-- START OF Source records --

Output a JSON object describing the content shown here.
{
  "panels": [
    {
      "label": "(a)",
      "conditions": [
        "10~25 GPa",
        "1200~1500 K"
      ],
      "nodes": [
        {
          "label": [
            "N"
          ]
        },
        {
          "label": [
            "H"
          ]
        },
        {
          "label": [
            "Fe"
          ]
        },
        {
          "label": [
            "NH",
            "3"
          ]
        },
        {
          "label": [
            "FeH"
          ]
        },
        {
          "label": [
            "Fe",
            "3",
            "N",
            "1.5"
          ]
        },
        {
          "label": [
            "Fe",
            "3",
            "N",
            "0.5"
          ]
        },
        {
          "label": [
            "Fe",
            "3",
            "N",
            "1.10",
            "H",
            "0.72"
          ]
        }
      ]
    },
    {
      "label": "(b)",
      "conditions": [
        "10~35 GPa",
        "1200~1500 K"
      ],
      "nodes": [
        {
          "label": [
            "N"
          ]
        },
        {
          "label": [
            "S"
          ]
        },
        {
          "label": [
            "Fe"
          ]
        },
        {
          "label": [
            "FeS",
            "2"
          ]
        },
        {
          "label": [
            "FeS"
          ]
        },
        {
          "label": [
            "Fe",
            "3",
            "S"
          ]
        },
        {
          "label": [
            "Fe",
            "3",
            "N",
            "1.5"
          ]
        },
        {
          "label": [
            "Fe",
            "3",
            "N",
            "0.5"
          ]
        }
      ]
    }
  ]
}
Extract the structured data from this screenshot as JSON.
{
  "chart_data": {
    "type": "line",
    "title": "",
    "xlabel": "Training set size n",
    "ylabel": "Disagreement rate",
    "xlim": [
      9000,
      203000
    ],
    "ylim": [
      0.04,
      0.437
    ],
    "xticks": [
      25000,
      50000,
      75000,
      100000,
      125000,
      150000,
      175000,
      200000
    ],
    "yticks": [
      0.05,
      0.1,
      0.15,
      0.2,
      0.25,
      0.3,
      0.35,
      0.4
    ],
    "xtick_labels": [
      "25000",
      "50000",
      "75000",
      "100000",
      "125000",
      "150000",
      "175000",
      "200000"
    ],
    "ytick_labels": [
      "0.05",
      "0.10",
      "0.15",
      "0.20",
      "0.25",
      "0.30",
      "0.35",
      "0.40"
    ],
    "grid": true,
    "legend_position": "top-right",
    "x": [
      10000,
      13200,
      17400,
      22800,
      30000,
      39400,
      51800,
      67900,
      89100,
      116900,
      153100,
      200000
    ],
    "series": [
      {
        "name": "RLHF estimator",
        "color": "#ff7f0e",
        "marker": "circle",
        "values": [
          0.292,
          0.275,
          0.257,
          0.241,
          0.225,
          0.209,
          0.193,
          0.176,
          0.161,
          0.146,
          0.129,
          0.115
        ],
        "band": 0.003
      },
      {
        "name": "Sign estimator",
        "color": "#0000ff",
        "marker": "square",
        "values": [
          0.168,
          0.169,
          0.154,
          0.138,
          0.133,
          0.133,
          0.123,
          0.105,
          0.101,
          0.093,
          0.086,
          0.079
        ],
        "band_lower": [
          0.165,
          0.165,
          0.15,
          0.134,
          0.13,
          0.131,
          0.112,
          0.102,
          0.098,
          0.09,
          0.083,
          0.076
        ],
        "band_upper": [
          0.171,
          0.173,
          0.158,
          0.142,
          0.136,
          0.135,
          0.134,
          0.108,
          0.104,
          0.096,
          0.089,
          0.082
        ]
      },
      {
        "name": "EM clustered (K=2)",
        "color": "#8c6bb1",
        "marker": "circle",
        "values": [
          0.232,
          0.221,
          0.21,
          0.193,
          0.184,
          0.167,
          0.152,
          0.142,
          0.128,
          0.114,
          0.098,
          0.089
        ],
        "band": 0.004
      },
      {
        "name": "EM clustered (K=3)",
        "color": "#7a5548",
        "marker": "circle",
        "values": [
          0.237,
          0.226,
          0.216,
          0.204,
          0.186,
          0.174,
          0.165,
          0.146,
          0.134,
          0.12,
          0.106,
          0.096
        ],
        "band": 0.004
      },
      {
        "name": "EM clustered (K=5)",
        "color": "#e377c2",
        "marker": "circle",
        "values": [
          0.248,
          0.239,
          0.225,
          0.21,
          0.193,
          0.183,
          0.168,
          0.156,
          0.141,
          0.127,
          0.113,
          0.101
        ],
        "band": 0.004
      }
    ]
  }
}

-- END OF Source records --

The request:
Using the data above, print every record exactly as shown.

Result of this exercise:
Output a JSON object describing the content shown here.
{
  "panels": [
    {
      "label": "(a)",
      "conditions": [
        "10~25 GPa",
        "1200~1500 K"
      ],
      "nodes": [
        {
          "label": [
            "N"
          ]
        },
        {
          "label": [
            "H"
          ]
        },
        {
          "label": [
            "Fe"
          ]
        },
        {
          "label": [
            "NH",
            "3"
          ]
        },
        {
          "label": [
            "FeH"
          ]
        },
        {
          "label": [
            "Fe",
            "3",
            "N",
            "1.5"
          ]
        },
        {
          "label": [
            "Fe",
            "3",
            "N",
            "0.5"
          ]
        },
        {
          "label": [
            "Fe",
            "3",
            "N",
            "1.10",
            "H",
            "0.72"
          ]
        }
      ]
    },
    {
      "label": "(b)",
      "conditions": [
        "10~35 GPa",
        "1200~1500 K"
      ],
      "nodes": [
        {
          "label": [
            "N"
          ]
        },
        {
          "label": [
            "S"
          ]
        },
        {
          "label": [
            "Fe"
          ]
        },
        {
          "label": [
            "FeS",
            "2"
          ]
        },
        {
          "label": [
            "FeS"
          ]
        },
        {
          "label": [
            "Fe",
            "3",
            "S"
          ]
        },
        {
          "label": [
            "Fe",
            "3",
            "N",
            "1.5"
          ]
        },
        {
          "label": [
            "Fe",
            "3",
            "N",
            "0.5"
          ]
        }
      ]
    }
  ]
}
Extract the structured data from this screenshot as JSON.
{
  "chart_data": {
    "type": "line",
    "title": "",
    "xlabel": "Training set size n",
    "ylabel": "Disagreement rate",
    "xlim": [
      9000,
      203000
    ],
    "ylim": [
      0.04,
      0.437
    ],
    "xticks": [
      25000,
      50000,
      75000,
      100000,
      125000,
      150000,
      175000,
      200000
    ],
    "yticks": [
      0.05,
      0.1,
      0.15,
      0.2,
      0.25,
      0.3,
      0.35,
      0.4
    ],
    "xtick_labels": [
      "25000",
      "50000",
      "75000",
      "100000",
      "125000",
      "150000",
      "175000",
      "200000"
    ],
    "ytick_labels": [
      "0.05",
      "0.10",
      "0.15",
      "0.20",
      "0.25",
      "0.30",
      "0.35",
      "0.40"
    ],
    "grid": true,
    "legend_position": "top-right",
    "x": [
      10000,
      13200,
      17400,
      22800,
      30000,
      39400,
      51800,
      67900,
      89100,
      116900,
      153100,
      200000
    ],
    "series": [
      {
        "name": "RLHF estimator",
        "color": "#ff7f0e",
        "marker": "circle",
        "values": [
          0.292,
          0.275,
          0.257,
          0.241,
          0.225,
          0.209,
          0.193,
          0.176,
          0.161,
          0.146,
          0.129,
          0.115
        ],
        "band": 0.003
      },
      {
        "name": "Sign estimator",
        "color": "#0000ff",
        "marker": "square",
        "values": [
          0.168,
          0.169,
          0.154,
          0.138,
          0.133,
          0.133,
          0.123,
          0.105,
          0.101,
          0.093,
          0.086,
          0.079
        ],
        "band_lower": [
          0.165,
          0.165,
          0.15,
          0.134,
          0.13,
          0.131,
          0.112,
          0.102,
          0.098,
          0.09,
          0.083,
          0.076
        ],
        "band_upper": [
          0.171,
          0.173,
          0.158,
          0.142,
          0.136,
          0.135,
          0.134,
          0.108,
          0.104,
          0.096,
          0.089,
          0.082
        ]
      },
      {
        "name": "EM clustered (K=2)",
        "color": "#8c6bb1",
        "marker": "circle",
        "values": [
          0.232,
          0.221,
          0.21,
          0.193,
          0.184,
          0.167,
          0.152,
          0.142,
          0.128,
          0.114,
          0.098,
          0.089
        ],
        "band": 0.004
      },
      {
        "name": "EM clustered (K=3)",
        "color": "#7a5548",
        "marker": "circle",
        "values": [
          0.237,
          0.226,
          0.216,
          0.204,
          0.186,
          0.174,
          0.165,
          0.146,
          0.134,
          0.12,
          0.106,
          0.096
        ],
        "band": 0.004
      },
      {
        "name": "EM clustered (K=5)",
        "color": "#e377c2",
        "marker": "circle",
        "values": [
          0.248,
          0.239,
          0.225,
          0.21,
          0.193,
          0.183,
          0.168,
          0.156,
          0.141,
          0.127,
          0.113,
          0.101
        ],
        "band": 0.004
      }
    ]
  }
}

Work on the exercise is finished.